**Set exercise:** Reproduce the material in full, unchanged.

**Data for the task:**
::::
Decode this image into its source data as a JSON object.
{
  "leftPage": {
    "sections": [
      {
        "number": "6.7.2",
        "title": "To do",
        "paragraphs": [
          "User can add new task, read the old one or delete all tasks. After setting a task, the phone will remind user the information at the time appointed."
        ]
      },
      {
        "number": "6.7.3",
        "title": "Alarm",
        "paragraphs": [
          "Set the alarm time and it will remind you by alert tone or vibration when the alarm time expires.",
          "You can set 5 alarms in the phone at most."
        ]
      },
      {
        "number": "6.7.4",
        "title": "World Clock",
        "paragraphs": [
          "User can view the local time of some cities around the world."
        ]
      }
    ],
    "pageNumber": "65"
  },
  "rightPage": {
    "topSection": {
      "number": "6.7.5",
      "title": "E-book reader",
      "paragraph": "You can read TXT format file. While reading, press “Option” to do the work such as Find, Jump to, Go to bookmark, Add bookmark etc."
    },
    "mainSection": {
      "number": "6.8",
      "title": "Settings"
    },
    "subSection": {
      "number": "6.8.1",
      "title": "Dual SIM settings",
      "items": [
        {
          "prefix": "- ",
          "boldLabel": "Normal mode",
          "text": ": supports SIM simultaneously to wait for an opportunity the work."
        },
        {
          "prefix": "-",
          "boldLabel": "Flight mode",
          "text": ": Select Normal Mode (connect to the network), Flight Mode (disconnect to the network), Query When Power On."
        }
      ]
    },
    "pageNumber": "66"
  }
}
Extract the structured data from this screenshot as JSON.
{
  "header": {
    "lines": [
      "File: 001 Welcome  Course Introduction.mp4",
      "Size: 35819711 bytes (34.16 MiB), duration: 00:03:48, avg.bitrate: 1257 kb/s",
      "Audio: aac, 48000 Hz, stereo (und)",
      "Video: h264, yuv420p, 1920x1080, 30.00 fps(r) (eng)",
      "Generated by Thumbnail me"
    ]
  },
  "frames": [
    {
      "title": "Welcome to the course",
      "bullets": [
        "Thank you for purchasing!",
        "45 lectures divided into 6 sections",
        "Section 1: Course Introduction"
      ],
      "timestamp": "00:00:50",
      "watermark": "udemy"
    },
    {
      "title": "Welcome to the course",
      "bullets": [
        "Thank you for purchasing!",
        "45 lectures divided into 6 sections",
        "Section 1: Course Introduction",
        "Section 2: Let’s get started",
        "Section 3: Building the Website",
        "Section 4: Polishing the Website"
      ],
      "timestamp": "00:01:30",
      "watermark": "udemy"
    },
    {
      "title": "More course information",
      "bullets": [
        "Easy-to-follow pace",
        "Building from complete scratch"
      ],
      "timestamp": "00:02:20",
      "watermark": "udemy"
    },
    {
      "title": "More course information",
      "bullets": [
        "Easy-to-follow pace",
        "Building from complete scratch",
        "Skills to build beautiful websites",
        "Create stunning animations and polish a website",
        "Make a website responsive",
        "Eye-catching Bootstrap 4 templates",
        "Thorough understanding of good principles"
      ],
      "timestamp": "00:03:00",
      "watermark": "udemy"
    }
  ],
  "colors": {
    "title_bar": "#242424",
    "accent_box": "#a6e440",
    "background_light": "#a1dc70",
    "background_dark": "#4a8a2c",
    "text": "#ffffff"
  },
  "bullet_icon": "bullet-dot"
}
::::
**Solution to the exercise:**
Decode this image into its source data as a JSON object.
{
  "leftPage": {
    "sections": [
      {
        "number": "6.7.2",
        "title": "To do",
        "paragraphs": [
          "User can add new task, read the old one or delete all tasks. After setting a task, the phone will remind user the information at the time appointed."
        ]
      },
      {
        "number": "6.7.3",
        "title": "Alarm",
        "paragraphs": [
          "Set the alarm time and it will remind you by alert tone or vibration when the alarm time expires.",
          "You can set 5 alarms in the phone at most."
        ]
      },
      {
        "number": "6.7.4",
        "title": "World Clock",
        "paragraphs": [
          "User can view the local time of some cities around the world."
        ]
      }
    ],
    "pageNumber": "65"
  },
  "rightPage": {
    "topSection": {
      "number": "6.7.5",
      "title": "E-book reader",
      "paragraph": "You can read TXT format file. While reading, press “Option” to do the work such as Find, Jump to, Go to bookmark, Add bookmark etc."
    },
    "mainSection": {
      "number": "6.8",
      "title": "Settings"
    },
    "subSection": {
      "number": "6.8.1",
      "title": "Dual SIM settings",
      "items": [
        {
          "prefix": "- ",
          "boldLabel": "Normal mode",
          "text": ": supports SIM simultaneously to wait for an opportunity the work."
        },
        {
          "prefix": "-",
          "boldLabel": "Flight mode",
          "text": ": Select Normal Mode (connect to the network), Flight Mode (disconnect to the network), Query When Power On."
        }
      ]
    },
    "pageNumber": "66"
  }
}
Extract the structured data from this screenshot as JSON.
{
  "header": {
    "lines": [
      "File: 001 Welcome  Course Introduction.mp4",
      "Size: 35819711 bytes (34.16 MiB), duration: 00:03:48, avg.bitrate: 1257 kb/s",
      "Audio: aac, 48000 Hz, stereo (und)",
      "Video: h264, yuv420p, 1920x1080, 30.00 fps(r) (eng)",
      "Generated by Thumbnail me"
    ]
  },
  "frames": [
    {
      "title": "Welcome to the course",
      "bullets": [
        "Thank you for purchasing!",
        "45 lectures divided into 6 sections",
        "Section 1: Course Introduction"
      ],
      "timestamp": "00:00:50",
      "watermark": "udemy"
    },
    {
      "title": "Welcome to the course",
      "bullets": [
        "Thank you for purchasing!",
        "45 lectures divided into 6 sections",
        "Section 1: Course Introduction",
        "Section 2: Let’s get started",
        "Section 3: Building the Website",
        "Section 4: Polishing the Website"
      ],
      "timestamp": "00:01:30",
      "watermark": "udemy"
    },
    {
      "title": "More course information",
      "bullets": [
        "Easy-to-follow pace",
        "Building from complete scratch"
      ],
      "timestamp": "00:02:20",
      "watermark": "udemy"
    },
    {
      "title": "More course information",
      "bullets": [
        "Easy-to-follow pace",
        "Building from complete scratch",
        "Skills to build beautiful websites",
        "Create stunning animations and polish a website",
        "Make a website responsive",
        "Eye-catching Bootstrap 4 templates",
        "Thorough understanding of good principles"
      ],
      "timestamp": "00:03:00",
      "watermark": "udemy"
    }
  ],
  "colors": {
    "title_bar": "#242424",
    "accent_box": "#a6e440",
    "background_light": "#a1dc70",
    "background_dark": "#4a8a2c",
    "text": "#ffffff"
  },
  "bullet_icon": "bullet-dot"
}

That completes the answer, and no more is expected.